§ **Task requirements**:
The entries below are to be repeated exactly as they stand.

§ **Source material**:
+ + + +

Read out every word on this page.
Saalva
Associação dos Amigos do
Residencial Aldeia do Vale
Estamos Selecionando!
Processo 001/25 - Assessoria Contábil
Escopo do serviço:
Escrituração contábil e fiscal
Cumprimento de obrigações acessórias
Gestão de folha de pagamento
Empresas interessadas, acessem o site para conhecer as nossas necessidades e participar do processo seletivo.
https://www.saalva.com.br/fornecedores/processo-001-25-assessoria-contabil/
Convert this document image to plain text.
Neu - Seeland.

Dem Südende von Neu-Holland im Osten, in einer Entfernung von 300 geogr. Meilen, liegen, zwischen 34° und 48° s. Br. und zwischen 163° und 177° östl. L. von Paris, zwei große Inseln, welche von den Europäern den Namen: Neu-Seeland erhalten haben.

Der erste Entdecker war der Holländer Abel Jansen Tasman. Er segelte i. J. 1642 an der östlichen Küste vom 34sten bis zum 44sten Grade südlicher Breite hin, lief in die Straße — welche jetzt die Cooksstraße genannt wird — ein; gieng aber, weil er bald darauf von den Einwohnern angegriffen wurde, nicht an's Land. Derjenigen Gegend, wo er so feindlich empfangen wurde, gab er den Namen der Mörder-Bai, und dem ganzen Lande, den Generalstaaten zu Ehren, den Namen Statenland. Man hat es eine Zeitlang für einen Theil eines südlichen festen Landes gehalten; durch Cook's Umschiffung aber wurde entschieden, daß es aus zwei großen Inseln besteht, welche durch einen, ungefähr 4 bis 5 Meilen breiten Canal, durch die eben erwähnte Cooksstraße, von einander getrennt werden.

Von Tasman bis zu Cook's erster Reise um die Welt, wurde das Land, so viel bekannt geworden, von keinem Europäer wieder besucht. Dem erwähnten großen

+ + + +

§ **Exercise solution**:
Read out every word on this page.
Saalva
Associação dos Amigos do
Residencial Aldeia do Vale
Estamos Selecionando!
Processo 001/25 - Assessoria Contábil
Escopo do serviço:
Escrituração contábil e fiscal
Cumprimento de obrigações acessórias
Gestão de folha de pagamento
Empresas interessadas, acessem o site para conhecer as nossas necessidades e participar do processo seletivo.
https://www.saalva.com.br/fornecedores/processo-001-25-assessoria-contabil/
Convert this document image to plain text.
Neu - Seeland.

Dem Südende von Neu-Holland im Osten, in einer Entfernung von 300 geogr. Meilen, liegen, zwischen 34° und 48° s. Br. und zwischen 163° und 177° östl. L. von Paris, zwei große Inseln, welche von den Europäern den Namen: Neu-Seeland erhalten haben.

Der erste Entdecker war der Holländer Abel Jansen Tasman. Er segelte i. J. 1642 an der östlichen Küste vom 34sten bis zum 44sten Grade südlicher Breite hin, lief in die Straße — welche jetzt die Cooksstraße genannt wird — ein; gieng aber, weil er bald darauf von den Einwohnern angegriffen wurde, nicht an's Land. Derjenigen Gegend, wo er so feindlich empfangen wurde, gab er den Namen der Mörder-Bai, und dem ganzen Lande, den Generalstaaten zu Ehren, den Namen Statenland. Man hat es eine Zeitlang für einen Theil eines südlichen festen Landes gehalten; durch Cook's Umschiffung aber wurde entschieden, daß es aus zwei großen Inseln besteht, welche durch einen, ungefähr 4 bis 5 Meilen breiten Canal, durch die eben erwähnte Cooksstraße, von einander getrennt werden.

Von Tasman bis zu Cook's erster Reise um die Welt, wurde das Land, so viel bekannt geworden, von keinem Europäer wieder besucht. Dem erwähnten großen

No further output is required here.